Goal of the exercise: Turn everything from the line containing "row-header-8[interactable]: 8: [0, 573, 33, 596]" down to the line containing "undo-icon[interactable]: [25, 45, 71, 71]", both included, into a JSON list of strings with one string per line and blank lines left out.

Entries:
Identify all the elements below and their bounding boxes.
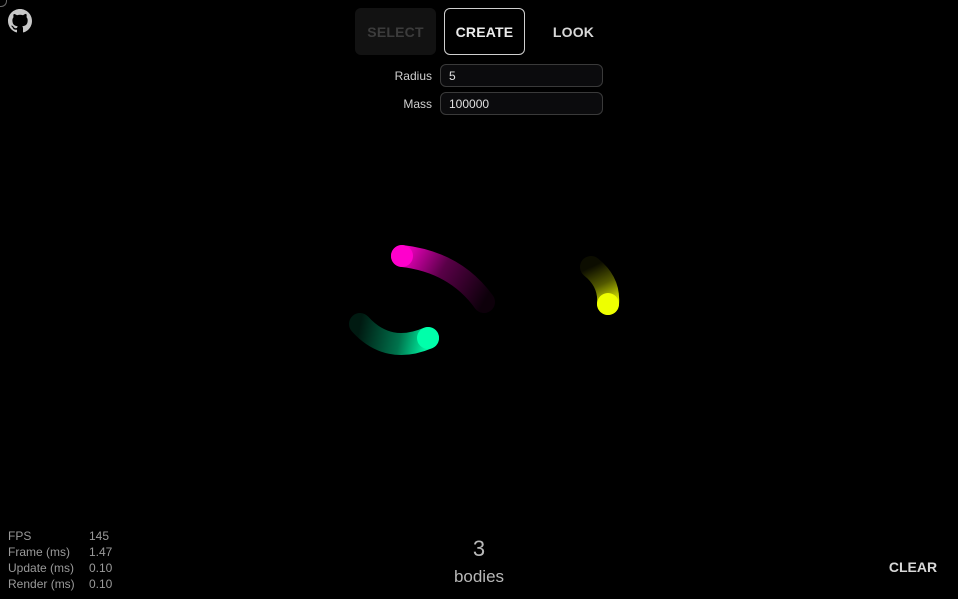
look-mode-button[interactable]: LOOK [533, 8, 614, 55]
body-yellow[interactable] [597, 293, 619, 315]
body-count-number: 3 [472, 536, 486, 561]
github-link[interactable] [8, 9, 32, 33]
github-icon [8, 9, 32, 33]
performance-stats: FPS 145 Frame (ms) 1.47 Update (ms) 0.10… [8, 528, 129, 592]
stats-value: 1.47 [89, 545, 113, 559]
stats-value: 0.10 [89, 561, 113, 575]
body-count-label: bodies [453, 567, 505, 586]
body-trail-magenta [391, 245, 495, 313]
simulation-canvas[interactable] [0, 0, 958, 599]
stats-key: Update (ms) [8, 561, 75, 575]
mode-toolbar: SELECT CREATE LOOK [355, 8, 614, 55]
stats-key: FPS [8, 529, 32, 543]
stats-row-render: Render (ms) 0.10 [8, 576, 129, 592]
body-magenta[interactable] [391, 245, 413, 267]
mass-label: Mass [403, 96, 432, 111]
simulation-app: SELECT CREATE LOOK Radius Mass FPS 145 F… [0, 0, 958, 599]
stats-value: 0.10 [89, 577, 113, 591]
stats-row-update: Update (ms) 0.10 [8, 560, 129, 576]
mass-row: Mass [380, 92, 603, 115]
stats-row-frame: Frame (ms) 1.47 [8, 544, 129, 560]
radius-row: Radius [380, 64, 603, 87]
stats-row-fps: FPS 145 [8, 528, 129, 544]
select-mode-button[interactable]: SELECT [355, 8, 436, 55]
stats-key: Frame (ms) [8, 545, 70, 559]
clear-button[interactable]: CLEAR [882, 556, 944, 578]
body-green[interactable] [417, 327, 439, 349]
body-counter: 3 bodies [429, 536, 529, 588]
radius-input[interactable] [440, 64, 603, 87]
stats-value: 145 [89, 529, 110, 543]
create-mode-button[interactable]: CREATE [444, 8, 525, 55]
stats-key: Render (ms) [8, 577, 75, 591]
radius-label: Radius [394, 68, 432, 83]
mass-input[interactable] [440, 92, 603, 115]
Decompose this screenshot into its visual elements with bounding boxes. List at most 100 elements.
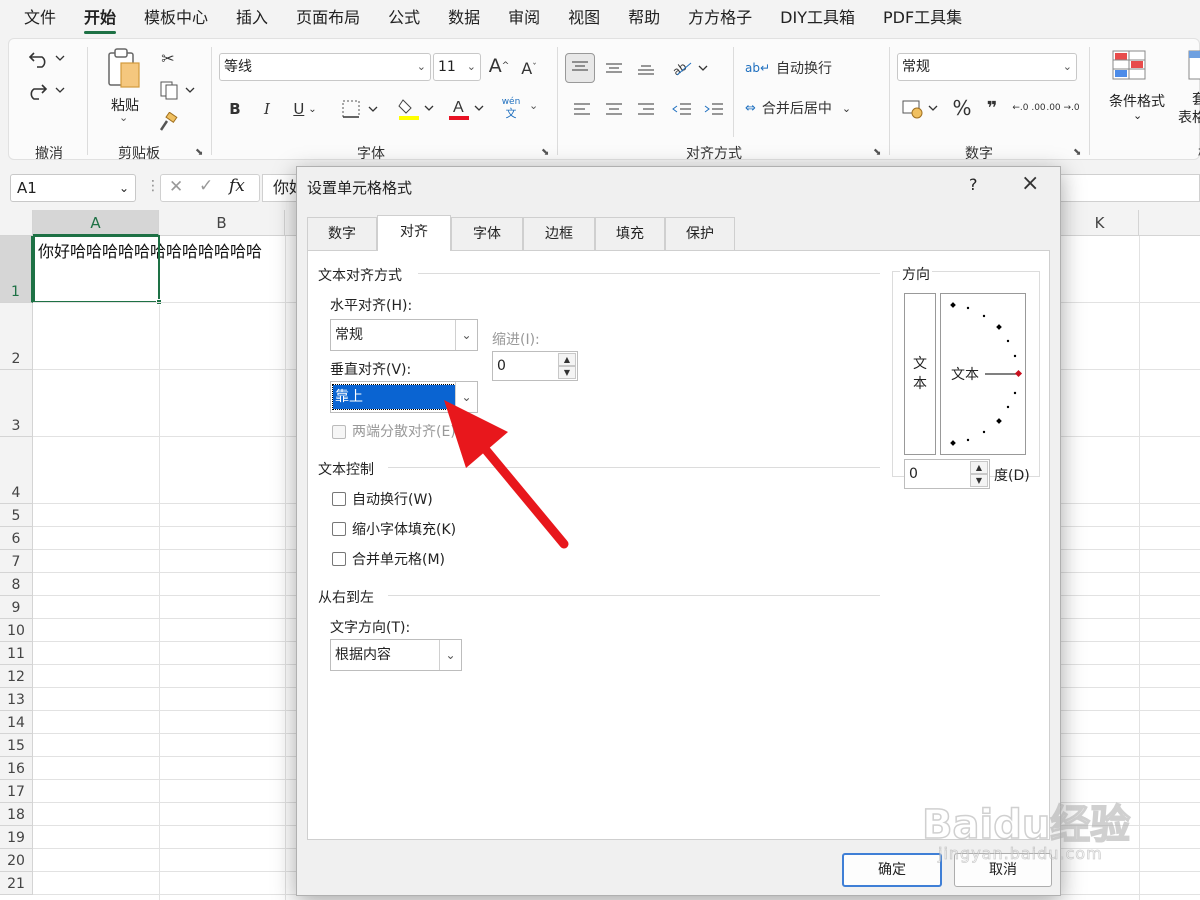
row-header-8[interactable]: 8: [0, 573, 33, 596]
align-left-icon[interactable]: [569, 97, 595, 121]
merge-center-button[interactable]: ⇔ 合并后居中 ⌄: [745, 95, 881, 121]
justify-distributed-checkbox[interactable]: [332, 425, 346, 439]
accounting-format-icon[interactable]: [899, 95, 943, 121]
tab-protection[interactable]: 保护: [665, 217, 735, 251]
wrap-text-button[interactable]: ab↵ 自动换行: [745, 55, 845, 81]
tab-number[interactable]: 数字: [307, 217, 377, 251]
undo-icon[interactable]: [25, 45, 71, 71]
orientation-icon[interactable]: ab: [669, 53, 713, 83]
text-direction-select[interactable]: 根据内容 ⌄: [330, 639, 462, 671]
tab-alignment[interactable]: 对齐: [377, 215, 451, 251]
paste-dropdown-icon[interactable]: ⌄: [119, 111, 128, 124]
row-header-5[interactable]: 5: [0, 504, 33, 527]
font-color-icon[interactable]: A: [445, 95, 489, 123]
italic-icon[interactable]: I: [257, 97, 277, 121]
tab-border[interactable]: 边框: [523, 217, 595, 251]
cut-icon[interactable]: ✂: [157, 47, 179, 69]
comma-style-icon[interactable]: ❞: [981, 95, 1003, 121]
decrease-indent-icon[interactable]: [669, 97, 695, 121]
row-header-17[interactable]: 17: [0, 780, 33, 803]
column-header-b[interactable]: B: [159, 210, 285, 236]
tab-help[interactable]: 帮助: [614, 0, 674, 36]
decrease-font-icon[interactable]: Aˇ: [517, 55, 541, 81]
table-format-icon[interactable]: [1187, 47, 1200, 83]
format-painter-icon[interactable]: [157, 111, 179, 133]
vertical-text-button[interactable]: 文 本: [904, 293, 936, 455]
tab-diy-toolbox[interactable]: DIY工具箱: [766, 0, 869, 36]
chevron-down-icon[interactable]: ⌄: [1133, 109, 1142, 122]
row-header-2[interactable]: 2: [0, 303, 33, 370]
tab-home[interactable]: 开始: [70, 0, 130, 36]
shrink-to-fit-checkbox[interactable]: [332, 522, 346, 536]
row-header-13[interactable]: 13: [0, 688, 33, 711]
tab-page-layout[interactable]: 页面布局: [282, 0, 374, 36]
increase-decimal-icon[interactable]: ←.0 .00: [1012, 93, 1045, 123]
tab-formulas[interactable]: 公式: [374, 0, 434, 36]
tab-review[interactable]: 审阅: [494, 0, 554, 36]
font-name-combo[interactable]: 等线 ⌄: [219, 53, 431, 81]
indent-spinner[interactable]: 0 ▲ ▼: [492, 351, 578, 381]
insert-function-icon[interactable]: fx: [229, 176, 245, 196]
percent-icon[interactable]: %: [949, 95, 975, 121]
row-header-1[interactable]: 1: [0, 236, 33, 303]
fill-color-icon[interactable]: [395, 95, 439, 123]
align-right-icon[interactable]: [633, 97, 659, 121]
cell-a1-selection[interactable]: [33, 235, 160, 303]
row-header-18[interactable]: 18: [0, 803, 33, 826]
conditional-format-icon[interactable]: [1109, 47, 1149, 83]
underline-icon[interactable]: U ⌄: [287, 97, 323, 121]
tab-view[interactable]: 视图: [554, 0, 614, 36]
row-header-10[interactable]: 10: [0, 619, 33, 642]
name-box[interactable]: A1 ⌄: [10, 174, 136, 202]
column-header-a[interactable]: A: [33, 210, 159, 236]
row-header-7[interactable]: 7: [0, 550, 33, 573]
number-format-combo[interactable]: 常规 ⌄: [897, 53, 1077, 81]
spin-up-icon[interactable]: ▲: [970, 461, 988, 474]
decrease-decimal-icon[interactable]: .00 →.0: [1046, 93, 1079, 123]
tab-pdf-tools[interactable]: PDF工具集: [869, 0, 976, 36]
border-icon[interactable]: [339, 97, 383, 121]
tab-file[interactable]: 文件: [10, 0, 70, 36]
row-header-20[interactable]: 20: [0, 849, 33, 872]
tab-insert[interactable]: 插入: [222, 0, 282, 36]
row-header-14[interactable]: 14: [0, 711, 33, 734]
number-launcher-icon[interactable]: ⬊: [1073, 147, 1081, 158]
conditional-format-label[interactable]: 条件格式: [1101, 91, 1173, 111]
align-middle-icon[interactable]: [601, 53, 627, 83]
row-header-6[interactable]: 6: [0, 527, 33, 550]
spin-up-icon[interactable]: ▲: [558, 353, 576, 366]
paste-icon[interactable]: [103, 45, 145, 93]
help-icon[interactable]: ?: [969, 175, 978, 194]
horizontal-align-select[interactable]: 常规 ⌄: [330, 319, 478, 351]
clipboard-launcher-icon[interactable]: ⬊: [195, 147, 203, 158]
spin-down-icon[interactable]: ▼: [558, 366, 576, 379]
spin-down-icon[interactable]: ▼: [970, 474, 988, 487]
column-header-k[interactable]: K: [1061, 210, 1139, 236]
redo-icon[interactable]: [25, 77, 71, 103]
copy-icon[interactable]: [157, 79, 197, 101]
row-header-9[interactable]: 9: [0, 596, 33, 619]
table-format-label[interactable]: 套 表格格: [1169, 91, 1200, 127]
bold-icon[interactable]: B: [225, 97, 245, 121]
tab-fangfang[interactable]: 方方格子: [674, 0, 766, 36]
alignment-launcher-icon[interactable]: ⬊: [873, 147, 881, 158]
degrees-spinner[interactable]: 0 ▲ ▼: [904, 459, 990, 489]
tab-font[interactable]: 字体: [451, 217, 523, 251]
align-top-icon[interactable]: [565, 53, 595, 83]
row-header-19[interactable]: 19: [0, 826, 33, 849]
column-header-partial[interactable]: [1139, 210, 1200, 236]
align-bottom-icon[interactable]: [633, 53, 659, 83]
tab-data[interactable]: 数据: [434, 0, 494, 36]
row-header-11[interactable]: 11: [0, 642, 33, 665]
close-icon[interactable]: ×: [1021, 171, 1039, 196]
phonetic-icon[interactable]: wén 文: [499, 97, 523, 119]
select-all-corner[interactable]: [0, 210, 33, 236]
increase-indent-icon[interactable]: [701, 97, 727, 121]
enter-icon[interactable]: ✓: [199, 176, 213, 196]
row-header-4[interactable]: 4: [0, 437, 33, 504]
row-header-12[interactable]: 12: [0, 665, 33, 688]
orientation-dial[interactable]: 文本: [940, 293, 1026, 455]
merge-cells-checkbox[interactable]: [332, 552, 346, 566]
row-header-15[interactable]: 15: [0, 734, 33, 757]
row-header-16[interactable]: 16: [0, 757, 33, 780]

Answer in full:
[
  "row-header-8[interactable]: 8: [0, 573, 33, 596]",
  "align-left-icon[interactable]: [569, 97, 595, 121]",
  "merge-center-button[interactable]: ⇔ 合并后居中 ⌄: [745, 95, 881, 121]",
  "justify-distributed-checkbox[interactable]: [332, 425, 346, 439]",
  "accounting-format-icon[interactable]: [899, 95, 943, 121]",
  "tab-protection[interactable]: 保护: [665, 217, 735, 251]",
  "wrap-text-button[interactable]: ab↵ 自动换行: [745, 55, 845, 81]",
  "tab-number[interactable]: 数字: [307, 217, 377, 251]",
  "undo-icon[interactable]: [25, 45, 71, 71]"
]